→ Extracted entries
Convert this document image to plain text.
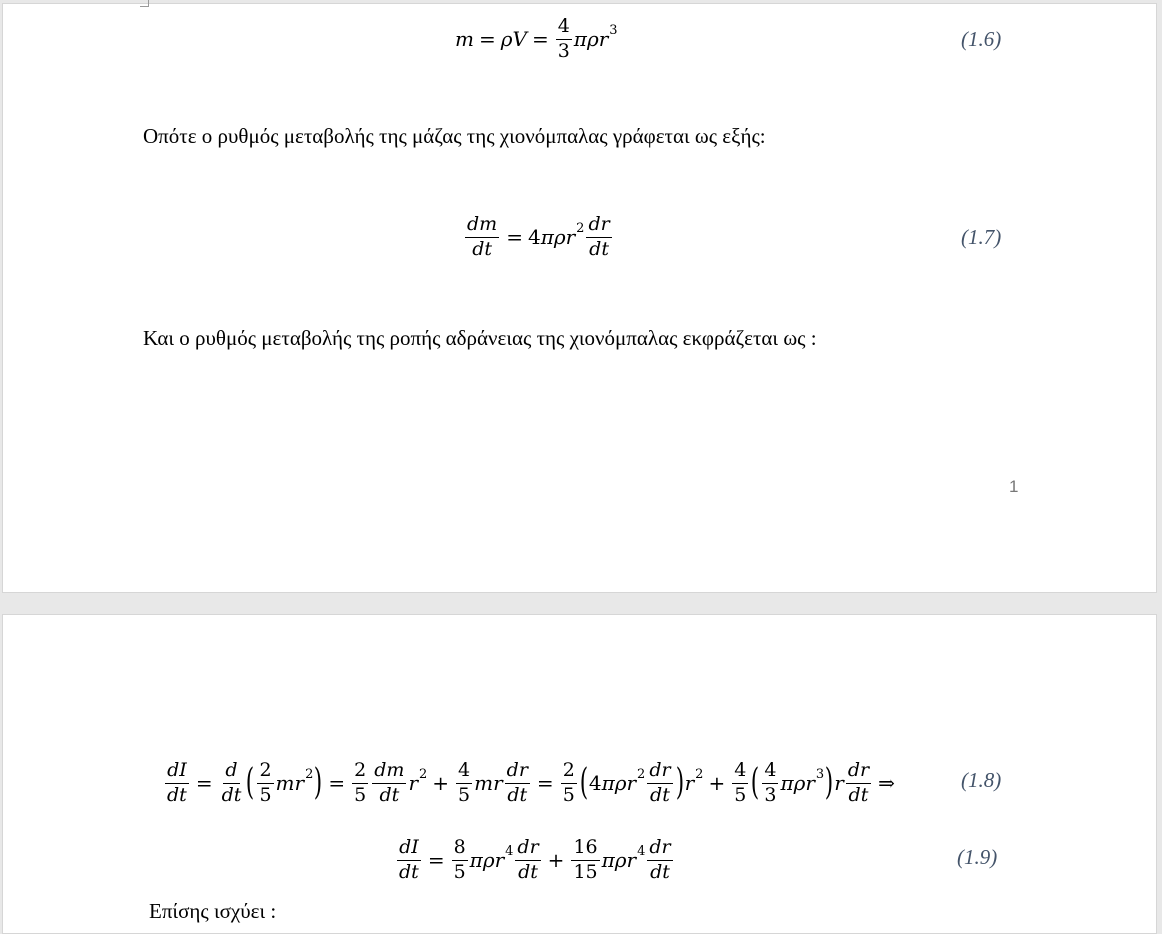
$m = \rho V = \frac{4}{3}$ πρr 3	(1.6)
Οπότε ο ρυθμός μεταβολής της μάζας της χιονόμπαλας γράφεται ως εξής:
$\frac{dm}{dt} = 4$ πρr $2 \frac{dr}{dt}$	(1.7)
Και ο ρυθμός μεταβολής της ροπής αδράνειας της χιονόμπαλας εκφράζεται ως :
1
$\frac{dI}{dt} = \frac{d}{dt}$ ( $\frac{2}{5}$ mr 2 ) = $\frac{2}{5} \frac{dm}{dt}$ r $2 + \frac{4}{5}$ mr $\frac{dr}{dt} = \frac{2}{5}$ ( 4 πρr $2 \frac{dr}{dt}$ ) r $2 + \frac{4}{5}$ ( $\frac{4}{3}$ πρr 3 ) r $\frac{dr}{dt}$ ⇒	(1.8)
$\frac{dI}{dt} = \frac{8}{5}$ πρr $4 \frac{dr}{dt} + \frac{16}{15}$ πρr $4 \frac{dr}{dt}$	(1.9)
Επίσης ισχύει :
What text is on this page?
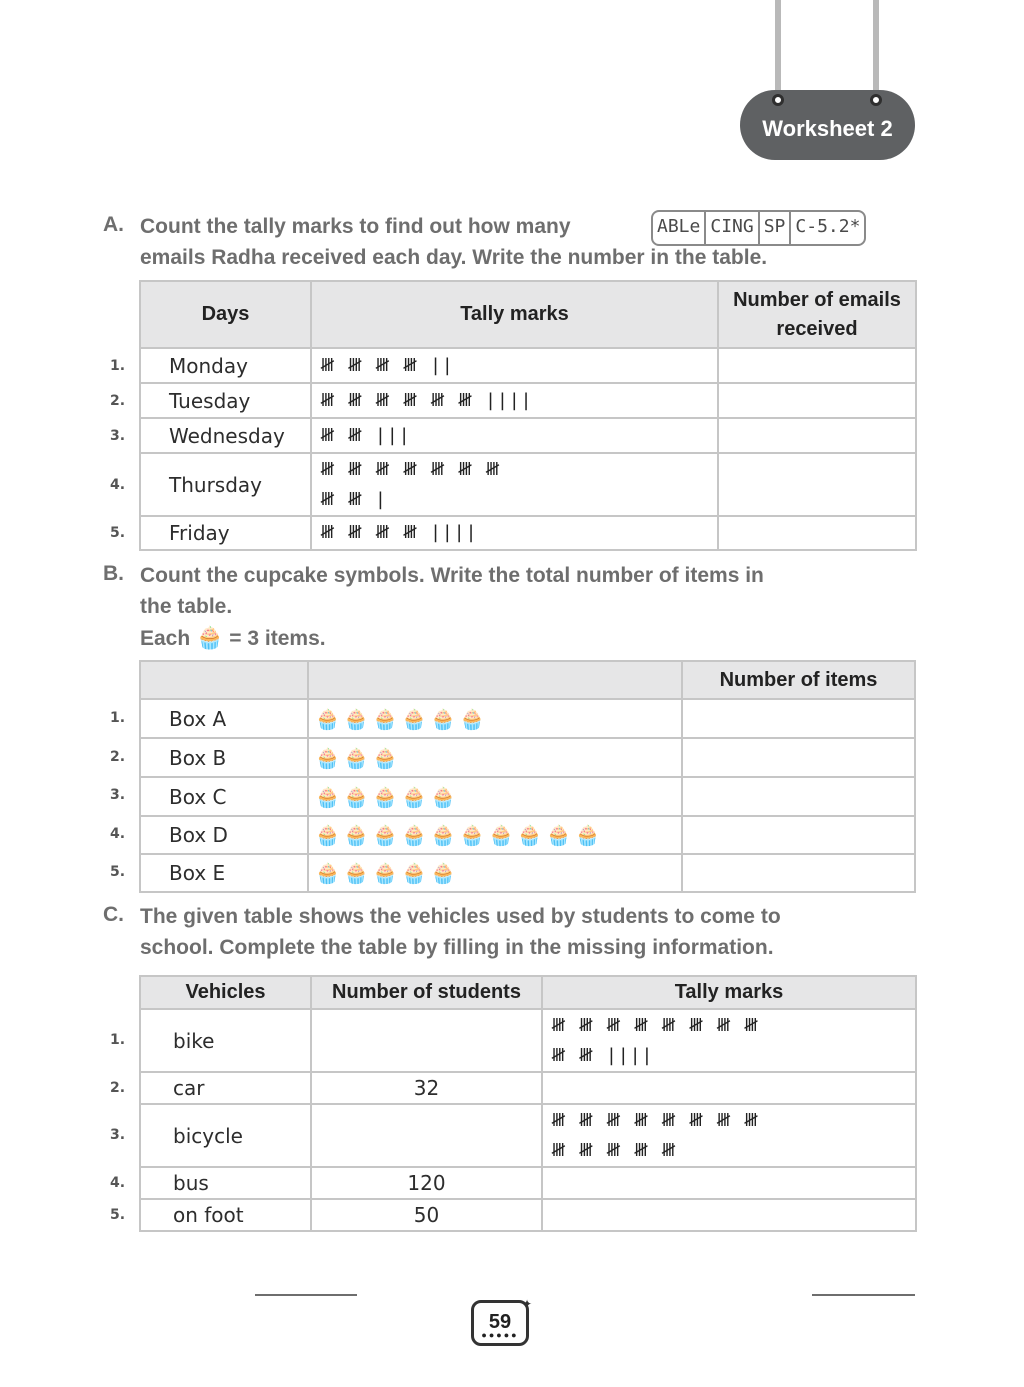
Worksheet 2
A. Count the tally marks to find out how many

emails Radha received each day. Write the number in the table.

ABLe CING SP C-5.2*
Days	Tally marks	Number of emails received
Monday	𝍸 𝍸 𝍸 𝍸 ||	
Tuesday	𝍸 𝍸 𝍸 𝍸 𝍸 𝍸 ||||	
Wednesday	𝍸 𝍸 |||	
Thursday	𝍸 𝍸 𝍸 𝍸 𝍸 𝍸 𝍸
𝍸 𝍸 |	
Friday	𝍸 𝍸 𝍸 𝍸 ||||	
1.
2.
3.
4.
5.
B. Count the cupcake symbols. Write the total number of items in

the table.

Each 🧁 = 3 items.

		Number of items
Box A	🧁🧁🧁🧁🧁🧁	
Box B	🧁🧁🧁	
Box C	🧁🧁🧁🧁🧁	
Box D	🧁🧁🧁🧁🧁🧁🧁🧁🧁🧁	
Box E	🧁🧁🧁🧁🧁	
1.
2.
3.
4.
5.
C. The given table shows the vehicles used by students to come to

school. Complete the table by filling in the missing information.

Vehicles	Number of students	Tally marks
bike		𝍸 𝍸 𝍸 𝍸 𝍸 𝍸 𝍸 𝍸
𝍸 𝍸 ||||
car	32	
bicycle		𝍸 𝍸 𝍸 𝍸 𝍸 𝍸 𝍸 𝍸
𝍸 𝍸 𝍸 𝍸 𝍸
bus	120	
on foot	50	
1.
2.
3.
4.
5.
59
●●●●●
✦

→ Set problem
Without including any pictures, print each record exactly.

→ Solution
Convert this document image to plain text.
$m = \rho V = \frac{4}{3}$ πρr 3	(1.6)
Οπότε ο ρυθμός μεταβολής της μάζας της χιονόμπαλας γράφεται ως εξής:
$\frac{dm}{dt} = 4$ πρr $2 \frac{dr}{dt}$	(1.7)
Και ο ρυθμός μεταβολής της ροπής αδράνειας της χιονόμπαλας εκφράζεται ως :
1
$\frac{dI}{dt} = \frac{d}{dt}$ ( $\frac{2}{5}$ mr 2 ) = $\frac{2}{5} \frac{dm}{dt}$ r $2 + \frac{4}{5}$ mr $\frac{dr}{dt} = \frac{2}{5}$ ( 4 πρr $2 \frac{dr}{dt}$ ) r $2 + \frac{4}{5}$ ( $\frac{4}{3}$ πρr 3 ) r $\frac{dr}{dt}$ ⇒	(1.8)
$\frac{dI}{dt} = \frac{8}{5}$ πρr $4 \frac{dr}{dt} + \frac{16}{15}$ πρr $4 \frac{dr}{dt}$	(1.9)
Επίσης ισχύει :
What text is on this page?
Worksheet 2
A. Count the tally marks to find out how many

emails Radha received each day. Write the number in the table.

ABLe CING SP C-5.2*
Days	Tally marks	Number of emails received
Monday	𝍸 𝍸 𝍸 𝍸 ||	
Tuesday	𝍸 𝍸 𝍸 𝍸 𝍸 𝍸 ||||	
Wednesday	𝍸 𝍸 |||	
Thursday	𝍸 𝍸 𝍸 𝍸 𝍸 𝍸 𝍸
𝍸 𝍸 |	
Friday	𝍸 𝍸 𝍸 𝍸 ||||	
1.
2.
3.
4.
5.
B. Count the cupcake symbols. Write the total number of items in

the table.

Each 🧁 = 3 items.

		Number of items
Box A	🧁🧁🧁🧁🧁🧁	
Box B	🧁🧁🧁	
Box C	🧁🧁🧁🧁🧁	
Box D	🧁🧁🧁🧁🧁🧁🧁🧁🧁🧁	
Box E	🧁🧁🧁🧁🧁	
1.
2.
3.
4.
5.
C. The given table shows the vehicles used by students to come to

school. Complete the table by filling in the missing information.

Vehicles	Number of students	Tally marks
bike		𝍸 𝍸 𝍸 𝍸 𝍸 𝍸 𝍸 𝍸
𝍸 𝍸 ||||
car	32	
bicycle		𝍸 𝍸 𝍸 𝍸 𝍸 𝍸 𝍸 𝍸
𝍸 𝍸 𝍸 𝍸 𝍸
bus	120	
on foot	50	
1.
2.
3.
4.
5.
59
●●●●●
✦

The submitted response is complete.